— Begin —
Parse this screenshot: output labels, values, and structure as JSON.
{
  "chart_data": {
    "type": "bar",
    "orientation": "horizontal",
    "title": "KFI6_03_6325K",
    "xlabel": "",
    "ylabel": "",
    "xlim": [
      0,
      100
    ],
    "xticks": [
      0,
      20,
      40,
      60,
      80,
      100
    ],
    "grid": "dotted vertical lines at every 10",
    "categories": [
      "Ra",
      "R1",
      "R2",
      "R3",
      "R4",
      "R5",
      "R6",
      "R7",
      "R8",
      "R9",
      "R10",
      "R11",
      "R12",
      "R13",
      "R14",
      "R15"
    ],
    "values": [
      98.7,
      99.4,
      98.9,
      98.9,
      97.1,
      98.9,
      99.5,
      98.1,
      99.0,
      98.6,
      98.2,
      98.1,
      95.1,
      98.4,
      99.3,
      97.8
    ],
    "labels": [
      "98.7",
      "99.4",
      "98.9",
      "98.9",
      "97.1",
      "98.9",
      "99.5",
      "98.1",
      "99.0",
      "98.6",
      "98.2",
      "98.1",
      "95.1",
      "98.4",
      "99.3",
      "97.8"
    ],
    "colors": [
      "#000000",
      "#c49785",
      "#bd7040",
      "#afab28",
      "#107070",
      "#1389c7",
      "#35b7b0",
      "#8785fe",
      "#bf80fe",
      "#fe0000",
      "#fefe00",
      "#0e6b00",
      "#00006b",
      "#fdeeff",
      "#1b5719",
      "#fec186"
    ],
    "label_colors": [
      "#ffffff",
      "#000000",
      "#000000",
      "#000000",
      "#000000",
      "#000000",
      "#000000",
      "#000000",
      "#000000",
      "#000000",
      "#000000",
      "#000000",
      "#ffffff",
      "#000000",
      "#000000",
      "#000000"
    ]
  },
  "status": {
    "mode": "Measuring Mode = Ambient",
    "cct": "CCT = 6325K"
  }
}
— End —
◆ **Short exercise**
Write out every line of the records exactly.

◆ **Final answer**
Parse this screenshot: output labels, values, and structure as JSON.
{
  "chart_data": {
    "type": "bar",
    "orientation": "horizontal",
    "title": "KFI6_03_6325K",
    "xlabel": "",
    "ylabel": "",
    "xlim": [
      0,
      100
    ],
    "xticks": [
      0,
      20,
      40,
      60,
      80,
      100
    ],
    "grid": "dotted vertical lines at every 10",
    "categories": [
      "Ra",
      "R1",
      "R2",
      "R3",
      "R4",
      "R5",
      "R6",
      "R7",
      "R8",
      "R9",
      "R10",
      "R11",
      "R12",
      "R13",
      "R14",
      "R15"
    ],
    "values": [
      98.7,
      99.4,
      98.9,
      98.9,
      97.1,
      98.9,
      99.5,
      98.1,
      99.0,
      98.6,
      98.2,
      98.1,
      95.1,
      98.4,
      99.3,
      97.8
    ],
    "labels": [
      "98.7",
      "99.4",
      "98.9",
      "98.9",
      "97.1",
      "98.9",
      "99.5",
      "98.1",
      "99.0",
      "98.6",
      "98.2",
      "98.1",
      "95.1",
      "98.4",
      "99.3",
      "97.8"
    ],
    "colors": [
      "#000000",
      "#c49785",
      "#bd7040",
      "#afab28",
      "#107070",
      "#1389c7",
      "#35b7b0",
      "#8785fe",
      "#bf80fe",
      "#fe0000",
      "#fefe00",
      "#0e6b00",
      "#00006b",
      "#fdeeff",
      "#1b5719",
      "#fec186"
    ],
    "label_colors": [
      "#ffffff",
      "#000000",
      "#000000",
      "#000000",
      "#000000",
      "#000000",
      "#000000",
      "#000000",
      "#000000",
      "#000000",
      "#000000",
      "#000000",
      "#ffffff",
      "#000000",
      "#000000",
      "#000000"
    ]
  },
  "status": {
    "mode": "Measuring Mode = Ambient",
    "cct": "CCT = 6325K"
  }
}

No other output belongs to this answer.